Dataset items

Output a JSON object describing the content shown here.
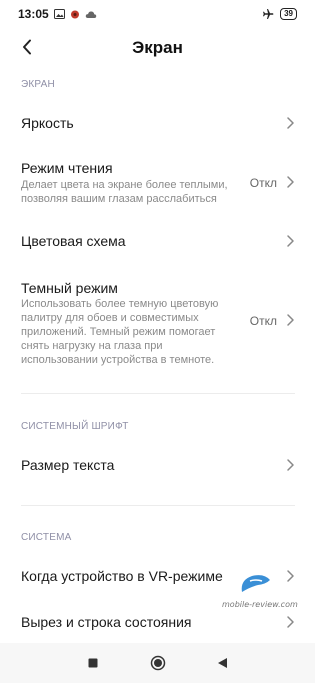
{
  "status": {
    "time": "13:05",
    "battery": "39"
  },
  "header": {
    "title": "Экран"
  },
  "sections": {
    "screen": "ЭКРАН",
    "font": "СИСТЕМНЫЙ ШРИФТ",
    "system": "СИСТЕМА"
  },
  "rows": {
    "brightness": {
      "title": "Яркость"
    },
    "reading": {
      "title": "Режим чтения",
      "desc": "Делает цвета на экране более теплыми, позволяя вашим глазам расслабиться",
      "value": "Откл"
    },
    "color_scheme": {
      "title": "Цветовая схема"
    },
    "dark": {
      "title": "Темный режим",
      "desc": "Использовать более темную цветовую палитру для обоев и совместимых приложений. Темный режим помогает снять нагрузку на глаза при использовании устройства в темноте.",
      "value": "Откл"
    },
    "text_size": {
      "title": "Размер текста"
    },
    "vr": {
      "title": "Когда устройство в VR-режиме"
    },
    "notch": {
      "title": "Вырез и строка состояния"
    }
  },
  "watermark": {
    "text": "mobile-review.com"
  },
  "colors": {
    "section_label": "#8f8fa6",
    "watermark_logo": "#3a8fd6"
  }
}
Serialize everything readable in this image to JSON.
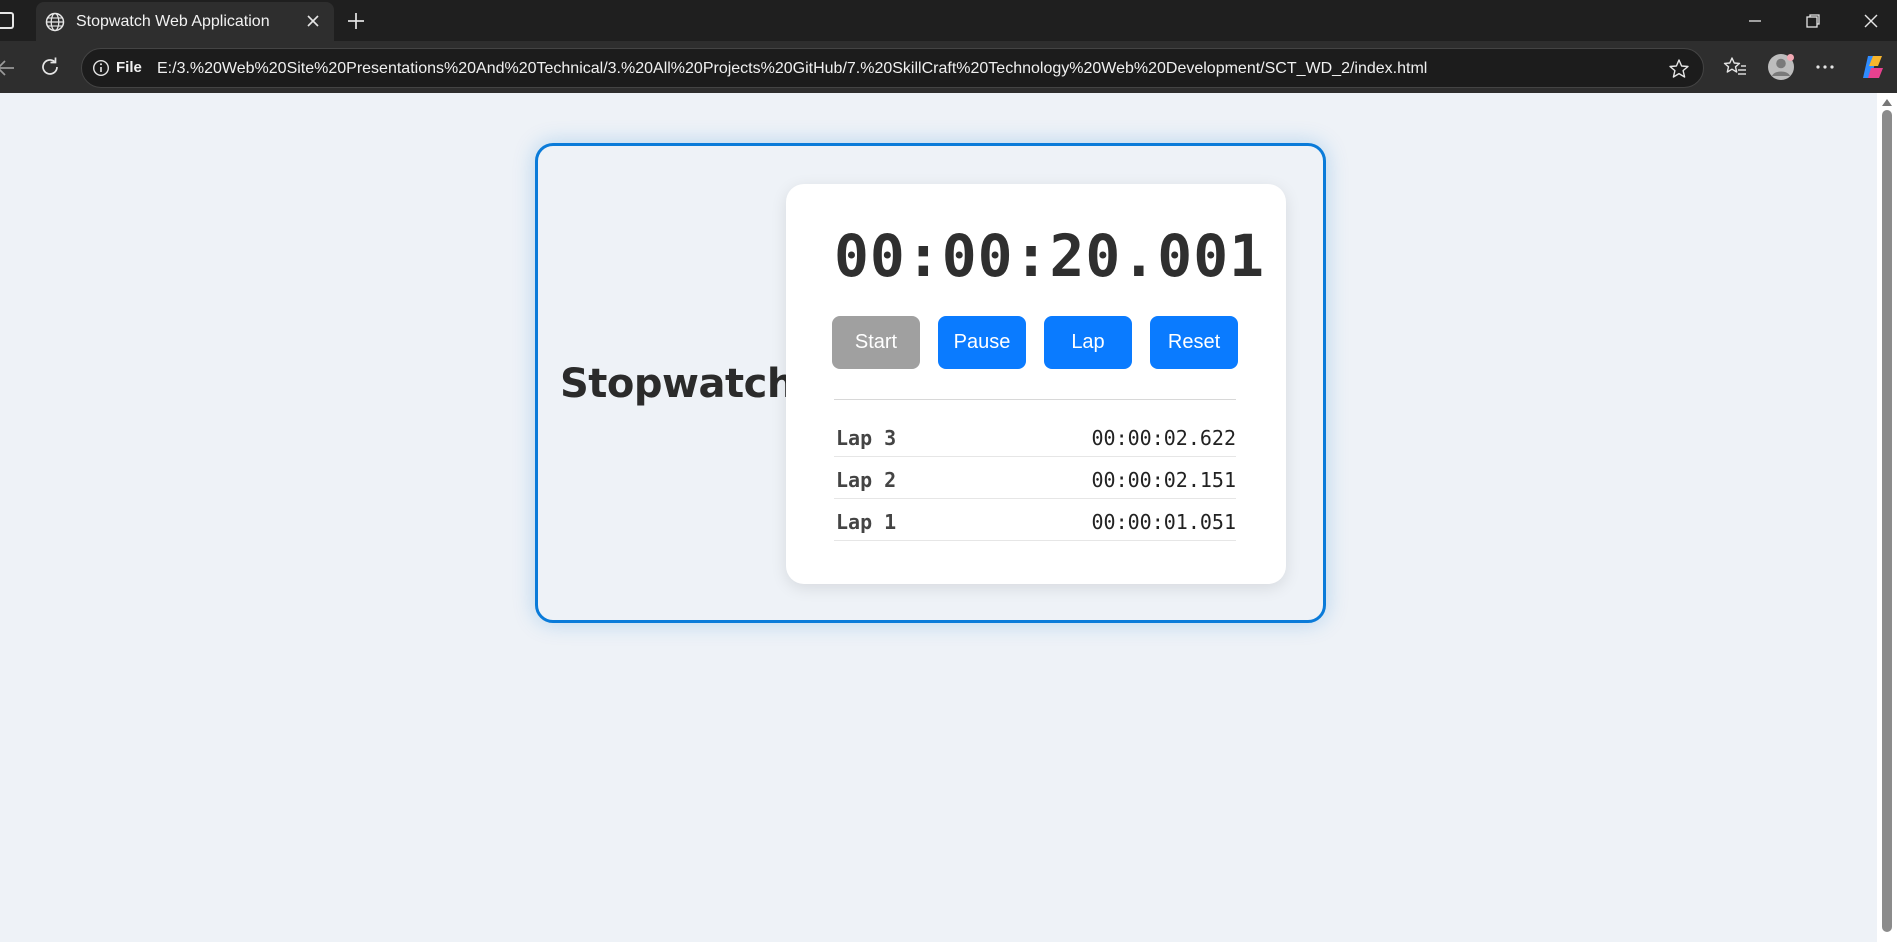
{
  "browser": {
    "tab_title": "Stopwatch Web Application",
    "scheme_label": "File",
    "url": "E:/3.%20Web%20Site%20Presentations%20And%20Technical/3.%20All%20Projects%20GitHub/7.%20SkillCraft%20Technology%20Web%20Development/SCT_WD_2/index.html"
  },
  "page": {
    "heading": "Stopwatch",
    "time": "00:00:20.001",
    "buttons": {
      "start": "Start",
      "pause": "Pause",
      "lap": "Lap",
      "reset": "Reset"
    },
    "laps": [
      {
        "name": "Lap 3",
        "time": "00:00:02.622"
      },
      {
        "name": "Lap 2",
        "time": "00:00:02.151"
      },
      {
        "name": "Lap 1",
        "time": "00:00:01.051"
      }
    ]
  },
  "colors": {
    "accent": "#0a7bff",
    "border": "#0a7bd9",
    "disabled": "#a0a0a0",
    "page_bg": "#eef2f7"
  }
}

EXERCISE INSTRUCTIONS: Working from the lines above, reproduce the material exactly and exclude its pictures.

ANSWER TO THE EXERCISE:
Output a JSON object describing the content shown here.
{
  "status": {
    "time": "13:05",
    "battery": "39"
  },
  "header": {
    "title": "Экран"
  },
  "sections": {
    "screen": "ЭКРАН",
    "font": "СИСТЕМНЫЙ ШРИФТ",
    "system": "СИСТЕМА"
  },
  "rows": {
    "brightness": {
      "title": "Яркость"
    },
    "reading": {
      "title": "Режим чтения",
      "desc": "Делает цвета на экране более теплыми, позволяя вашим глазам расслабиться",
      "value": "Откл"
    },
    "color_scheme": {
      "title": "Цветовая схема"
    },
    "dark": {
      "title": "Темный режим",
      "desc": "Использовать более темную цветовую палитру для обоев и совместимых приложений. Темный режим помогает снять нагрузку на глаза при использовании устройства в темноте.",
      "value": "Откл"
    },
    "text_size": {
      "title": "Размер текста"
    },
    "vr": {
      "title": "Когда устройство в VR-режиме"
    },
    "notch": {
      "title": "Вырез и строка состояния"
    }
  },
  "watermark": {
    "text": "mobile-review.com"
  },
  "colors": {
    "section_label": "#8f8fa6",
    "watermark_logo": "#3a8fd6"
  }
}
Serialize everything readable in this image to JSON.
{
  "browser": {
    "tab_title": "Stopwatch Web Application",
    "scheme_label": "File",
    "url": "E:/3.%20Web%20Site%20Presentations%20And%20Technical/3.%20All%20Projects%20GitHub/7.%20SkillCraft%20Technology%20Web%20Development/SCT_WD_2/index.html"
  },
  "page": {
    "heading": "Stopwatch",
    "time": "00:00:20.001",
    "buttons": {
      "start": "Start",
      "pause": "Pause",
      "lap": "Lap",
      "reset": "Reset"
    },
    "laps": [
      {
        "name": "Lap 3",
        "time": "00:00:02.622"
      },
      {
        "name": "Lap 2",
        "time": "00:00:02.151"
      },
      {
        "name": "Lap 1",
        "time": "00:00:01.051"
      }
    ]
  },
  "colors": {
    "accent": "#0a7bff",
    "border": "#0a7bd9",
    "disabled": "#a0a0a0",
    "page_bg": "#eef2f7"
  }
}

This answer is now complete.